• Given request
Retype each line exactly. Skip images.

Rows from a figure dataset:
* * *

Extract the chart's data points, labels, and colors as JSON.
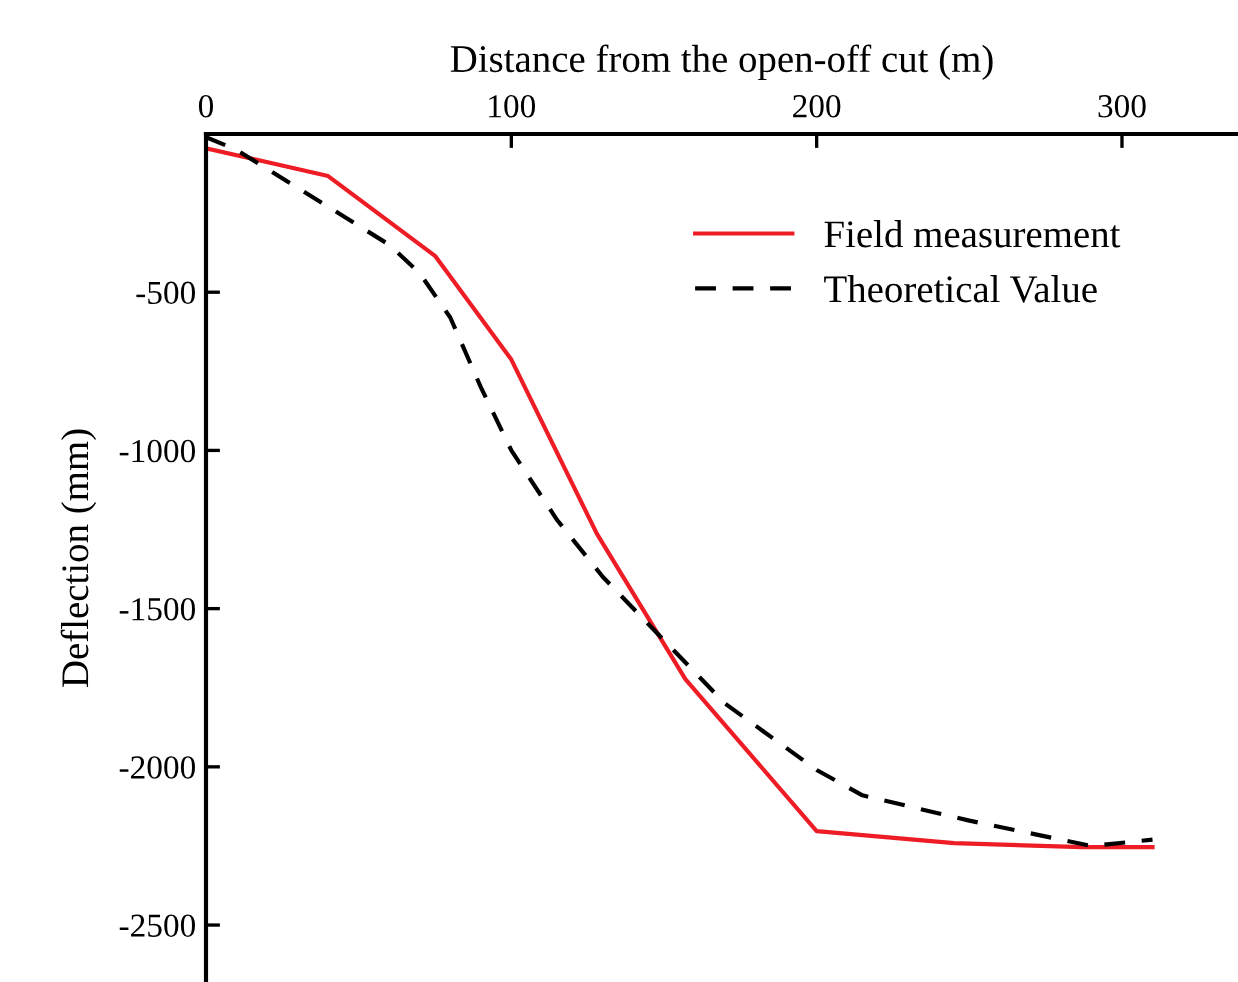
{
  "chart_data": {
    "type": "line",
    "xlabel": "Distance from the open-off cut (m)",
    "ylabel": "Deflection (mm)",
    "xlim": [
      0,
      338
    ],
    "xticks": [
      0,
      100,
      200,
      300
    ],
    "ylim": [
      -2680,
      0
    ],
    "yticks": [
      -500,
      -1000,
      -1500,
      -2000,
      -2500
    ],
    "grid": false,
    "legend": "top right",
    "series": [
      {
        "name": "Field measurement",
        "color": "#ee1c25",
        "line_style": "solid",
        "x": [
          0,
          40,
          75,
          100,
          128,
          157,
          200,
          245,
          287,
          310
        ],
        "values": [
          -45,
          -133,
          -385,
          -713,
          -1263,
          -1723,
          -2203,
          -2241,
          -2254,
          -2254
        ]
      },
      {
        "name": "Theoretical Value",
        "color": "#000000",
        "line_style": "dashed",
        "x": [
          0,
          10,
          40,
          60,
          70,
          80,
          90,
          100,
          115,
          130,
          150,
          170,
          200,
          215,
          250,
          290,
          310
        ],
        "values": [
          -10,
          -50,
          -230,
          -350,
          -440,
          -580,
          -800,
          -1000,
          -1220,
          -1400,
          -1600,
          -1800,
          -2010,
          -2090,
          -2170,
          -2250,
          -2230
        ]
      }
    ]
  }
}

* * *

• Final answer
Extract the chart's data points, labels, and colors as JSON.
{
  "chart_data": {
    "type": "line",
    "xlabel": "Distance from the open-off cut (m)",
    "ylabel": "Deflection (mm)",
    "xlim": [
      0,
      338
    ],
    "xticks": [
      0,
      100,
      200,
      300
    ],
    "ylim": [
      -2680,
      0
    ],
    "yticks": [
      -500,
      -1000,
      -1500,
      -2000,
      -2500
    ],
    "grid": false,
    "legend": "top right",
    "series": [
      {
        "name": "Field measurement",
        "color": "#ee1c25",
        "line_style": "solid",
        "x": [
          0,
          40,
          75,
          100,
          128,
          157,
          200,
          245,
          287,
          310
        ],
        "values": [
          -45,
          -133,
          -385,
          -713,
          -1263,
          -1723,
          -2203,
          -2241,
          -2254,
          -2254
        ]
      },
      {
        "name": "Theoretical Value",
        "color": "#000000",
        "line_style": "dashed",
        "x": [
          0,
          10,
          40,
          60,
          70,
          80,
          90,
          100,
          115,
          130,
          150,
          170,
          200,
          215,
          250,
          290,
          310
        ],
        "values": [
          -10,
          -50,
          -230,
          -350,
          -440,
          -580,
          -800,
          -1000,
          -1220,
          -1400,
          -1600,
          -1800,
          -2010,
          -2090,
          -2170,
          -2250,
          -2230
        ]
      }
    ]
  }
}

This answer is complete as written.